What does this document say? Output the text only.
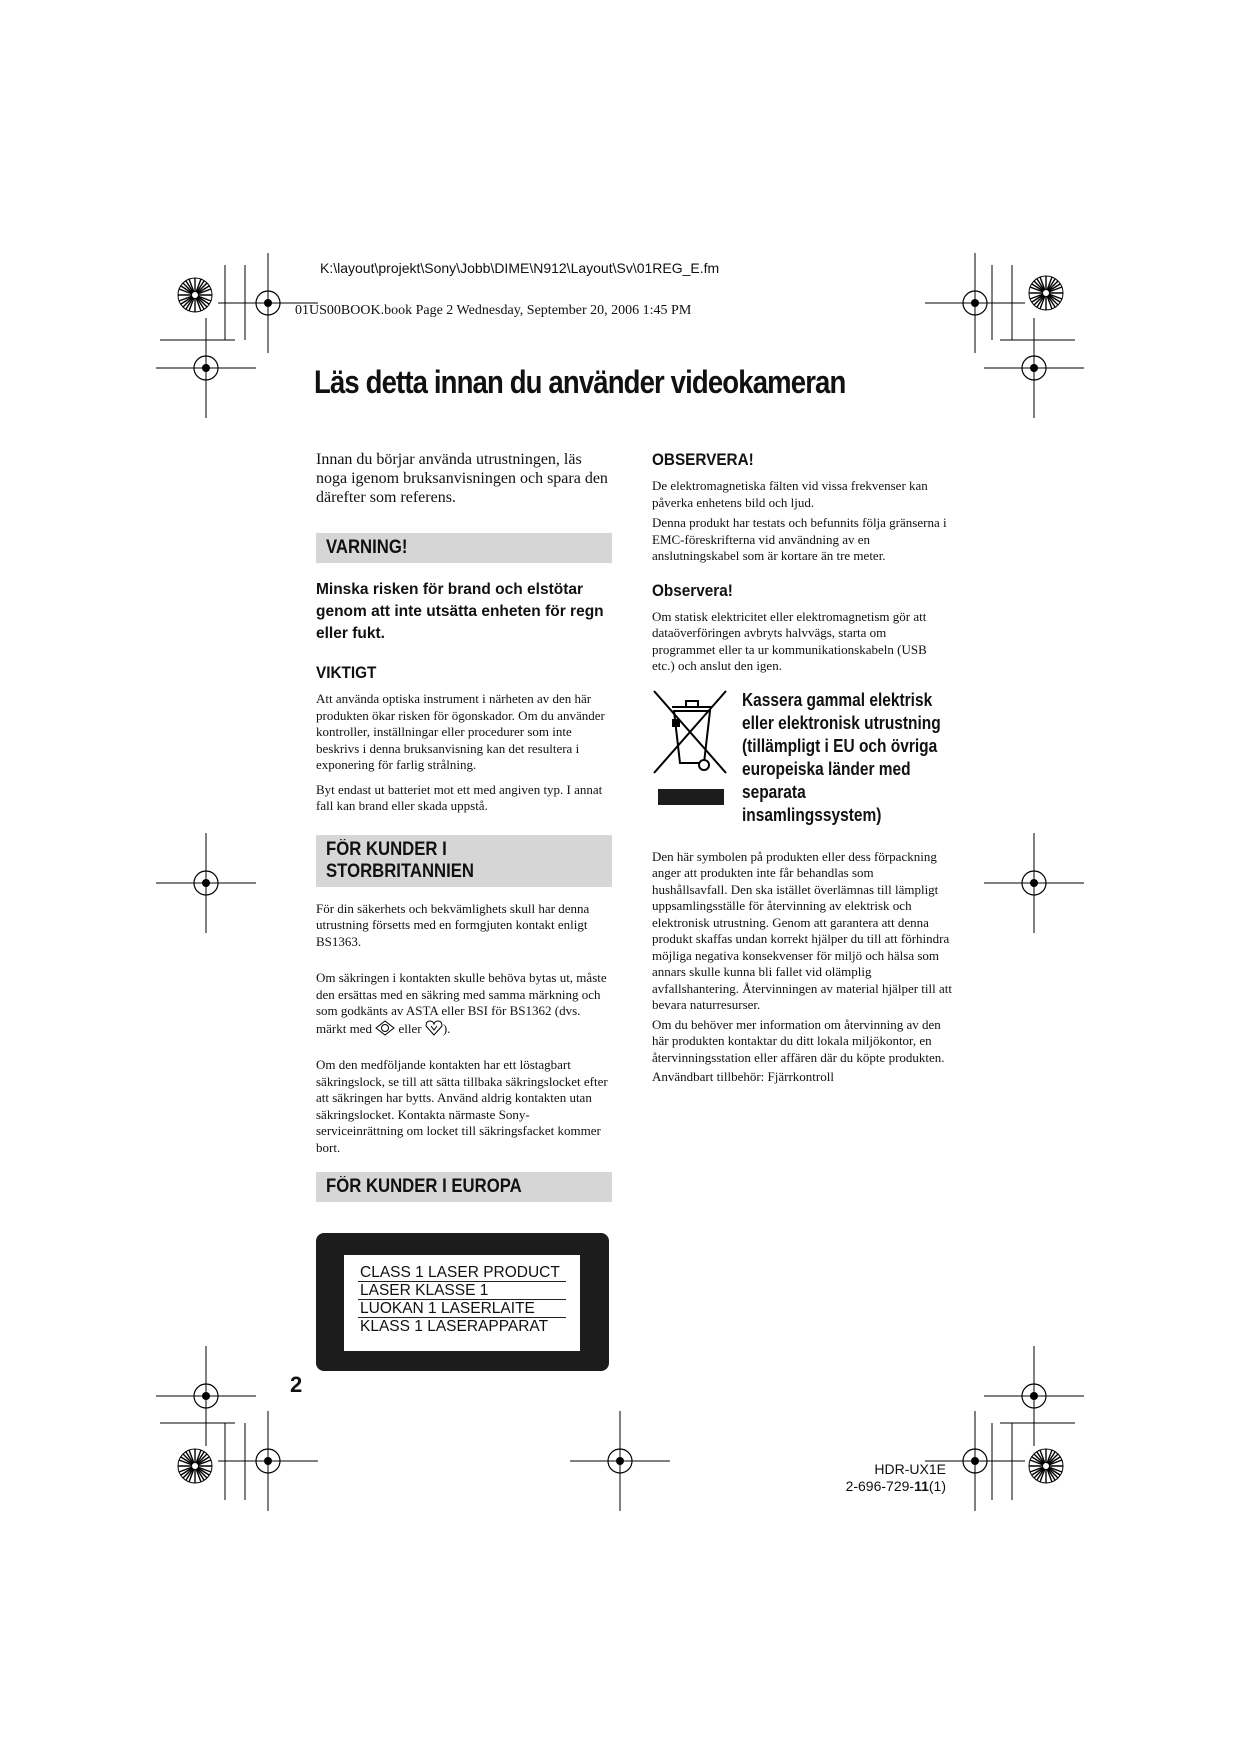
K:\layout\projekt\Sony\Jobb\DIME\N912\Layout\Sv\01REG_E.fm
01US00BOOK.book Page 2 Wednesday, September 20, 2006 1:45 PM
Läs detta innan du använder videokameran

Innan du börjar använda utrustningen, läs noga igenom bruksanvisningen och spara den därefter som referens.

VARNING!

Minska risken för brand och elstötar genom att inte utsätta enheten för regn eller fukt.

VIKTIGT

Att använda optiska instrument i närheten av den här produkten ökar risken för ögonskador. Om du använder kontroller, inställningar eller procedurer som inte beskrivs i denna bruksanvisning kan det resultera i exponering för farlig strålning.

Byt endast ut batteriet mot ett med angiven typ. I annat fall kan brand eller skada uppstå.

FÖR KUNDER I
STORBRITANNIEN

För din säkerhets och bekvämlighets skull har denna utrustning försetts med en formgjuten kontakt enligt BS1363.

Om säkringen i kontakten skulle behöva bytas ut, måste den ersättas med en säkring med samma märkning och som godkänts av ASTA eller BSI för BS1362 (dvs. märkt med  eller ).

Om den medföljande kontakten har ett löstagbart säkringslock, se till att sätta tillbaka säkringslocket efter att säkringen har bytts. Använd aldrig kontakten utan säkringslocket. Kontakta närmaste Sony-serviceinrättning om locket till säkringsfacket kommer bort.

FÖR KUNDER I EUROPA
CLASS 1 LASER PRODUCT
LASER KLASSE 1
LUOKAN 1 LASERLAITE
KLASS 1 LASERAPPARAT
OBSERVERA!

De elektromagnetiska fälten vid vissa frekvenser kan påverka enhetens bild och ljud.

Denna produkt har testats och befunnits följa gränserna i EMC-föreskrifterna vid användning av en anslutningskabel som är kortare än tre meter.

Observera!

Om statisk elektricitet eller elektromagnetism gör att dataöverföringen avbryts halvvägs, starta om programmet eller ta ur kommunikationskabeln (USB etc.) och anslut den igen.

Kassera gammal elektrisk
eller elektronisk utrustning
(tillämpligt i EU och övriga
europeiska länder med
separata
insamlingssystem)

Den här symbolen på produkten eller dess förpackning anger att produkten inte får behandlas som hushållsavfall. Den ska istället överlämnas till lämpligt uppsamlingsställe för återvinning av elektrisk och elektronisk utrustning. Genom att garantera att denna produkt skaffas undan korrekt hjälper du till att förhindra möjliga negativa konsekvenser för miljö och hälsa som annars skulle kunna bli fallet vid olämplig avfallshantering. Återvinningen av material hjälper till att bevara naturresurser.

Om du behöver mer information om återvinning av den här produkten kontaktar du ditt lokala miljökontor, en återvinningsstation eller affären där du köpte produkten.

Användbart tillbehör: Fjärrkontroll

2
HDR-UX1E
2-696-729-11(1)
☆ ☆ ☆ ☆ ☆ ☆ ☆
Task requirements :: A line qualifies when it holds the word "använder"; report all qualifying lines from the records above.

Answer section ::
Läs detta innan du använder videokameran
Att använda optiska instrument i närheten av den här produkten ökar risken för ögonskador. Om du använder kontroller, inställningar eller procedurer som inte beskrivs i denna bruksanvisning kan det resultera i exponering för farlig strålning.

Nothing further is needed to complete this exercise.